** begin INPUT RECORDS **
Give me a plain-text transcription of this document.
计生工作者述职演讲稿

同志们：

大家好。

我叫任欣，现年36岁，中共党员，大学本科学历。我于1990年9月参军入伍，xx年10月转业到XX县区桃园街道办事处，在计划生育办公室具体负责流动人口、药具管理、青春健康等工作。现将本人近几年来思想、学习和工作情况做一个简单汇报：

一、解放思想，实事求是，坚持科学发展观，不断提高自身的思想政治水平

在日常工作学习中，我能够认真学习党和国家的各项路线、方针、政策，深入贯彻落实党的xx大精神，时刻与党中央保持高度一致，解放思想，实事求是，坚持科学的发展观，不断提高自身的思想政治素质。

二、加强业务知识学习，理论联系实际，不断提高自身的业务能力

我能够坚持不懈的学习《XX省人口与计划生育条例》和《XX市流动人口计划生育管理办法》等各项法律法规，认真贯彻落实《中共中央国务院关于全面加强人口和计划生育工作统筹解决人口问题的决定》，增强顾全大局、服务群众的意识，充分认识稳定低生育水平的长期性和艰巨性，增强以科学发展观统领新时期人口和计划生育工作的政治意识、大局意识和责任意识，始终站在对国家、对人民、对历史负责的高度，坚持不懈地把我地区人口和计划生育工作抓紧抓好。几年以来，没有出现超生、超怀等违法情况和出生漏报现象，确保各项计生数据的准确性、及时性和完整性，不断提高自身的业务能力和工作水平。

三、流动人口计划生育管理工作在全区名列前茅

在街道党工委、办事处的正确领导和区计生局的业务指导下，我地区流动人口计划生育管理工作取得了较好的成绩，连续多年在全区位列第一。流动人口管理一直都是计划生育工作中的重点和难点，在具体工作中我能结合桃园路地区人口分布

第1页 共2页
** end INPUT RECORDS **
* WHAT IS BEING ASKED
Report all lines of the material that contain the word "解放思想".

* REPLY TO THE EXERCISE
一、解放思想，实事求是，坚持科学发展观，不断提高自身的思想政治水平
在日常工作学习中，我能够认真学习党和国家的各项路线、方针、政策，深入贯彻落实党的xx大精神，时刻与党中央保持高度一致，解放思想，实事求是，坚持科学的发展观，不断提高自身的思想政治素质。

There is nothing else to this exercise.